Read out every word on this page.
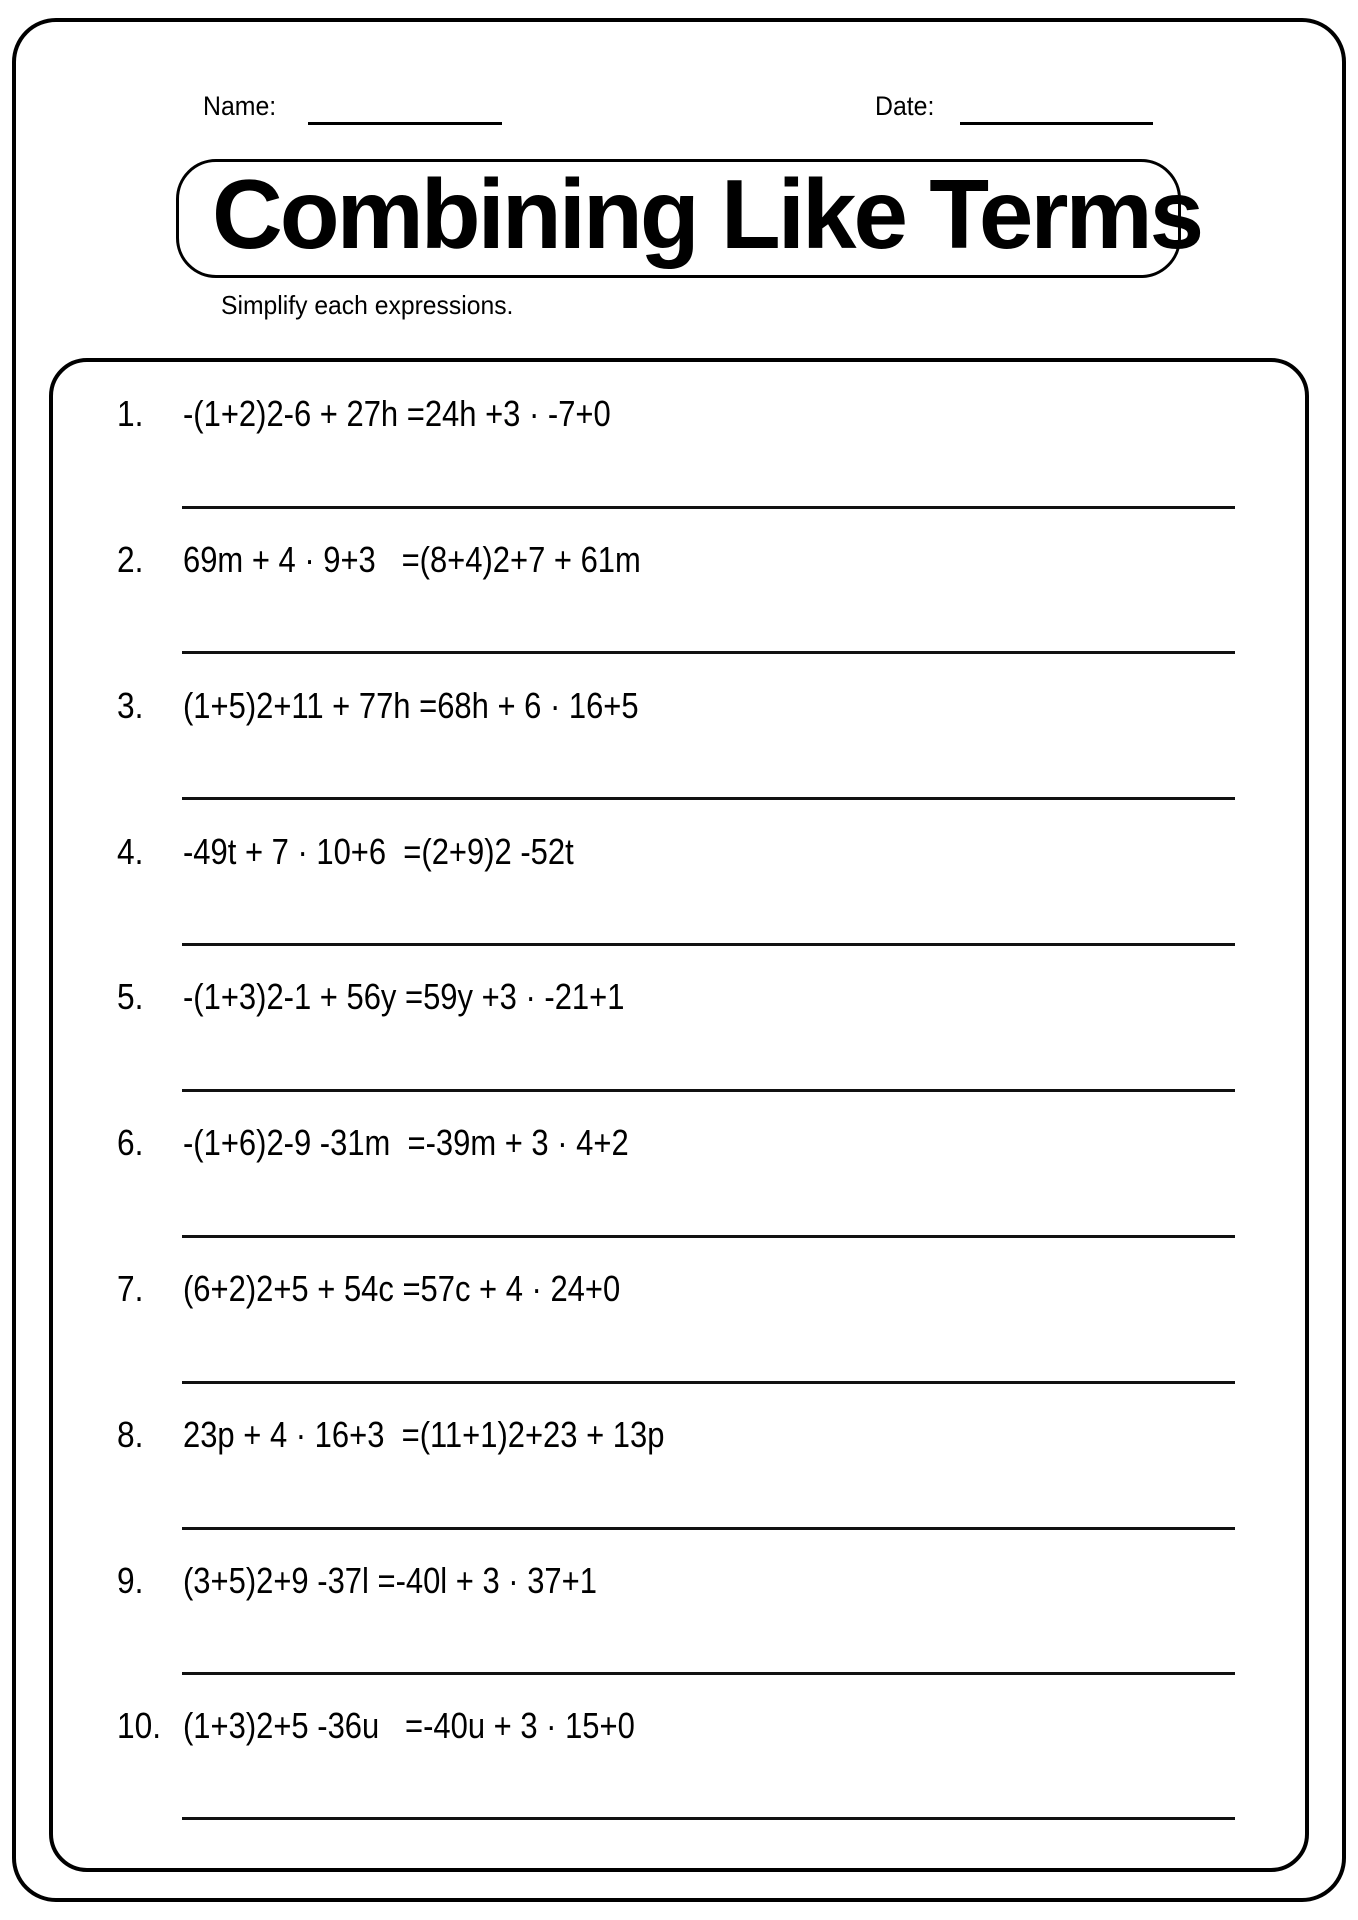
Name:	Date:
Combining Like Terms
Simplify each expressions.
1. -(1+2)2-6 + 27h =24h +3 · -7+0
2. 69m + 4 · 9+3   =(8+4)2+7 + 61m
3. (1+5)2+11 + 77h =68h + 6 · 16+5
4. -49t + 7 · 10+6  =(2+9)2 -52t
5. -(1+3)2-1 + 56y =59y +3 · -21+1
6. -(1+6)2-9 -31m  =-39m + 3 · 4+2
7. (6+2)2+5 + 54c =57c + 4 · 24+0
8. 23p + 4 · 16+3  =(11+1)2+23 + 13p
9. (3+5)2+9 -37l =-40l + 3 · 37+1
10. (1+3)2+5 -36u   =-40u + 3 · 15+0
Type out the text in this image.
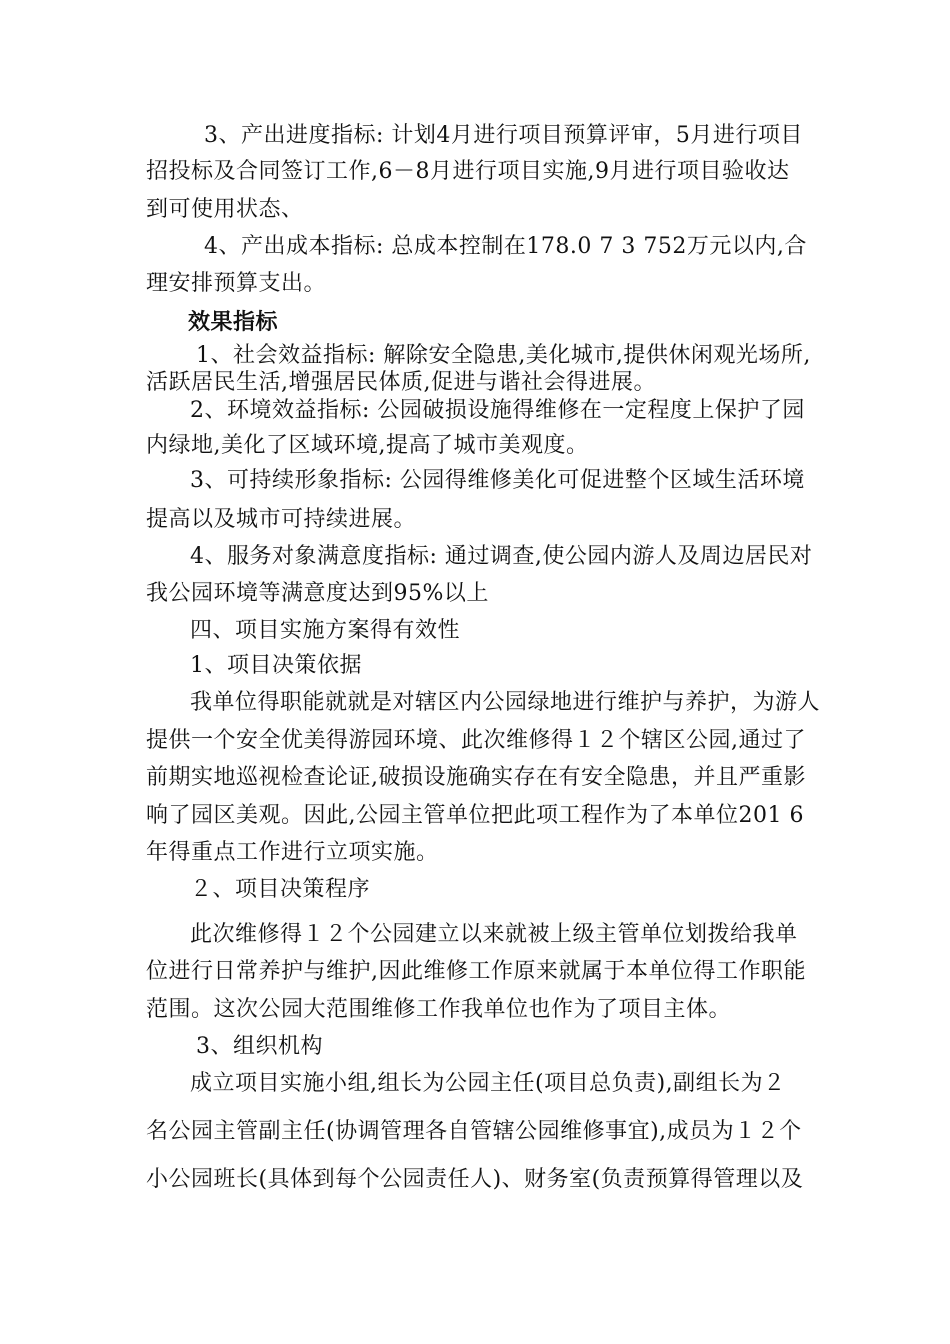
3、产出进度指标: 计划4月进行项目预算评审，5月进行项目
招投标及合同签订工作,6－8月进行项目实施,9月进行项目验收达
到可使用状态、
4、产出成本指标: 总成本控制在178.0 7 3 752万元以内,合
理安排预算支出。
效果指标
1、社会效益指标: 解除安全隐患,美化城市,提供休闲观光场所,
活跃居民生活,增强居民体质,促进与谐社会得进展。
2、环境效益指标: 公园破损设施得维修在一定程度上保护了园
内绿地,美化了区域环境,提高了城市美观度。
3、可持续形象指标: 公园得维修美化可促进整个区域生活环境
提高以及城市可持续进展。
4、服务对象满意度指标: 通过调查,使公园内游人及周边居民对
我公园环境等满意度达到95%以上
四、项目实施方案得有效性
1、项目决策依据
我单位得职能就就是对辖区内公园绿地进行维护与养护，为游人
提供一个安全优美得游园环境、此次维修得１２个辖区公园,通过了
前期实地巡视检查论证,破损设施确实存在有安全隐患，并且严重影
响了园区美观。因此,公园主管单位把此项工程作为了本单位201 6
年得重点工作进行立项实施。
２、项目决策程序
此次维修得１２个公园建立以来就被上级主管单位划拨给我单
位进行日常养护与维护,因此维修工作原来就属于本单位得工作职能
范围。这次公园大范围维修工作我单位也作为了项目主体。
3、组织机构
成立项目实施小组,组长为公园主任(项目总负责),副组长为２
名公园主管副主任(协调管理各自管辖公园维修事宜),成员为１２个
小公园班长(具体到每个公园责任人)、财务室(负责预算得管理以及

------------------------------------------------------------------------

**TO DO:** Reproduce the data word for word, excluding its pictures.

**FINAL RESULT:**
Read out every word on this page.
Name:	Date:
Combining Like Terms
Simplify each expressions.
1. -(1+2)2-6 + 27h =24h +3 · -7+0
2. 69m + 4 · 9+3   =(8+4)2+7 + 61m
3. (1+5)2+11 + 77h =68h + 6 · 16+5
4. -49t + 7 · 10+6  =(2+9)2 -52t
5. -(1+3)2-1 + 56y =59y +3 · -21+1
6. -(1+6)2-9 -31m  =-39m + 3 · 4+2
7. (6+2)2+5 + 54c =57c + 4 · 24+0
8. 23p + 4 · 16+3  =(11+1)2+23 + 13p
9. (3+5)2+9 -37l =-40l + 3 · 37+1
10. (1+3)2+5 -36u   =-40u + 3 · 15+0
Type out the text in this image.
3、产出进度指标: 计划4月进行项目预算评审，5月进行项目
招投标及合同签订工作,6－8月进行项目实施,9月进行项目验收达
到可使用状态、
4、产出成本指标: 总成本控制在178.0 7 3 752万元以内,合
理安排预算支出。
效果指标
1、社会效益指标: 解除安全隐患,美化城市,提供休闲观光场所,
活跃居民生活,增强居民体质,促进与谐社会得进展。
2、环境效益指标: 公园破损设施得维修在一定程度上保护了园
内绿地,美化了区域环境,提高了城市美观度。
3、可持续形象指标: 公园得维修美化可促进整个区域生活环境
提高以及城市可持续进展。
4、服务对象满意度指标: 通过调查,使公园内游人及周边居民对
我公园环境等满意度达到95%以上
四、项目实施方案得有效性
1、项目决策依据
我单位得职能就就是对辖区内公园绿地进行维护与养护，为游人
提供一个安全优美得游园环境、此次维修得１２个辖区公园,通过了
前期实地巡视检查论证,破损设施确实存在有安全隐患，并且严重影
响了园区美观。因此,公园主管单位把此项工程作为了本单位201 6
年得重点工作进行立项实施。
２、项目决策程序
此次维修得１２个公园建立以来就被上级主管单位划拨给我单
位进行日常养护与维护,因此维修工作原来就属于本单位得工作职能
范围。这次公园大范围维修工作我单位也作为了项目主体。
3、组织机构
成立项目实施小组,组长为公园主任(项目总负责),副组长为２
名公园主管副主任(协调管理各自管辖公园维修事宜),成员为１２个
小公园班长(具体到每个公园责任人)、财务室(负责预算得管理以及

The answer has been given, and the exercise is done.